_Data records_

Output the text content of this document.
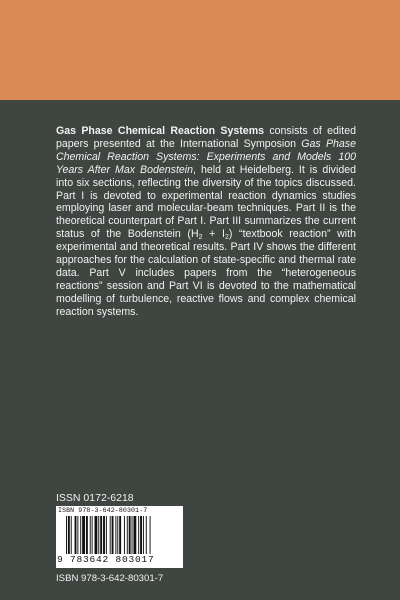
Gas Phase Chemical Reaction Systems consists of edited papers presented at the International Symposion Gas Phase Chemical Reaction Systems: Experiments and Models 100 Years After Max Bodenstein, held at Heidelberg. It is divided into six sections, reflecting the diversity of the topics discussed. Part I is devoted to experimental reaction dynamics studies employing laser and molecular-beam techniques. Part II is the theoretical counterpart of Part I. Part III summarizes the current status of the Bodenstein $(H_2 + I_2)$ “textbook reaction” with experimental and theoretical results. Part IV shows the different approaches for the calculation of state-specific and thermal rate data. Part V includes papers from the “heterogeneous reactions” session and Part VI is devoted to the mathematical modelling of turbulence, reactive flows and complex chemical reaction systems.
ISSN 0172-6218
ISBN 978-3-642-80301-7
9 783642 803017
ISBN 978-3-642-80301-7
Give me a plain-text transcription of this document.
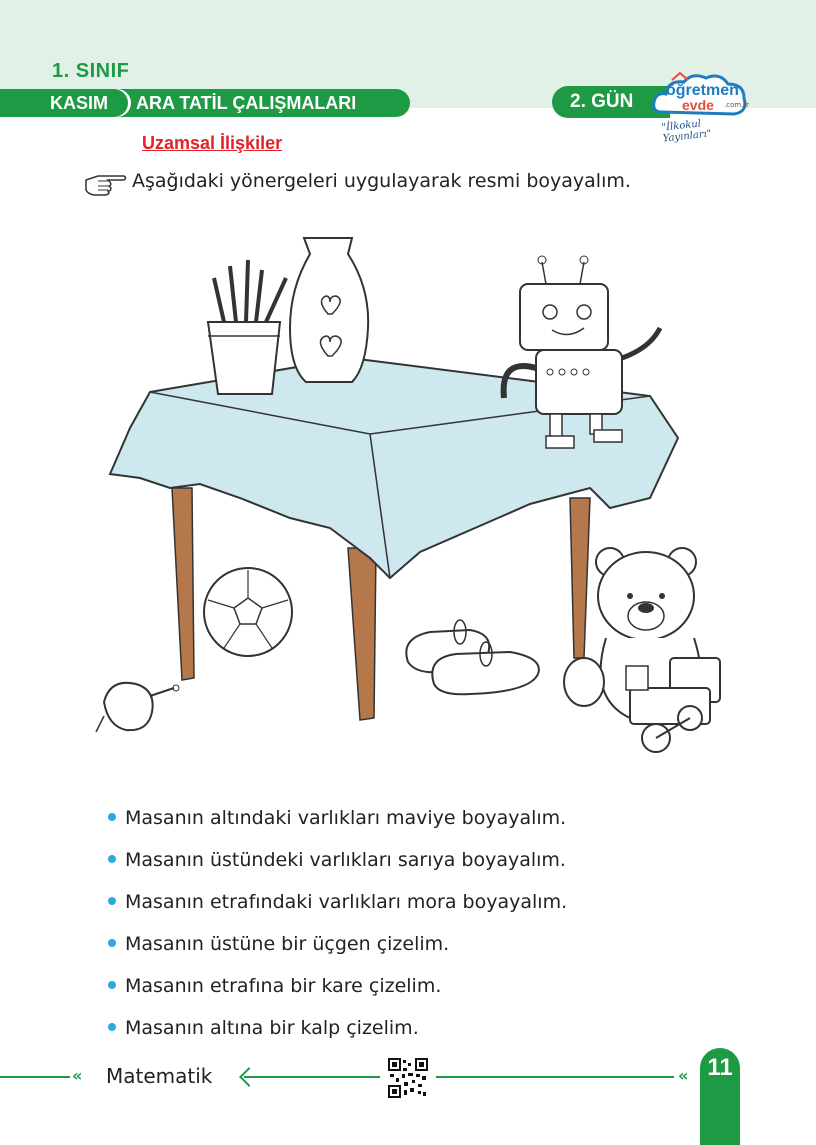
1. SINIF
KASIM	ARA TATİL ÇALIŞMALARI	2. GÜN
öğretmen
evde .com.tr
"İlkokul Yayınları"
Uzamsal İlişkiler
Aşağıdaki yönergeleri uygulayarak resmi boyayalım.
Masanın altındaki varlıkları maviye boyayalım.
Masanın üstündeki varlıkları sarıya boyayalım.
Masanın etrafındaki varlıkları mora boyayalım.
Masanın üstüne bir üçgen çizelim.
Masanın etrafına bir kare çizelim.
Masanın altına bir kalp çizelim.
« Matematik	« 11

_Directions for this task_
Scan the material above for the string "varlıkları" and return the lines that hold it.

_Final result_
Masanın altındaki varlıkları maviye boyayalım.
Masanın üstündeki varlıkları sarıya boyayalım.
Masanın etrafındaki varlıkları mora boyayalım.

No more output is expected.